WHAT TO DO ::
Report all lines from the entries below in which "nghe" appears.

[Dataset items]
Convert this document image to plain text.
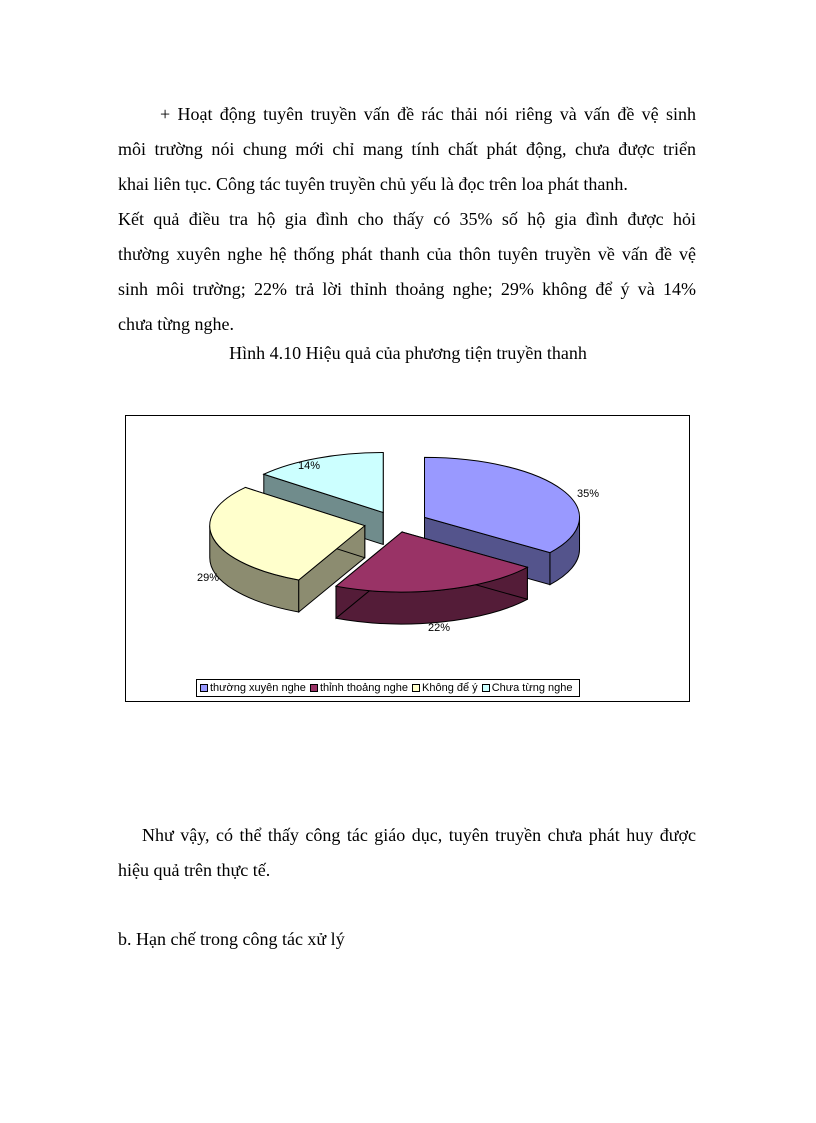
+ Hoạt động tuyên truyền vấn đề rác thải nói riêng và vấn đề vệ sinh
môi trường nói chung mới chỉ mang tính chất phát động, chưa được triển
khai liên tục. Công tác tuyên truyền chủ yếu là đọc trên loa phát thanh.
Kết quả điều tra hộ gia đình cho thấy có 35% số hộ gia đình được hỏi
thường xuyên nghe hệ thống phát thanh của thôn tuyên truyền về vấn đề vệ
sinh môi trường; 22% trả lời thỉnh thoảng nghe; 29% không để ý và 14%
chưa từng nghe.
Hình 4.10 Hiệu quả của phương tiện truyền thanh
35%
22%
29%
14%
thường xuyên nghe thỉnh thoảng nghe Không để ý Chưa từng nghe
Như vậy, có thể thấy công tác giáo dục, tuyên truyền chưa phát huy được
hiệu quả trên thực tế.
b. Hạn chế trong công tác xử lý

EXERCISE OUTPUT ::
thường xuyên nghe hệ thống phát thanh của thôn tuyên truyền về vấn đề vệ
sinh môi trường; 22% trả lời thỉnh thoảng nghe; 29% không để ý và 14%
chưa từng nghe.
thường xuyên nghe thỉnh thoảng nghe Không để ý Chưa từng nghe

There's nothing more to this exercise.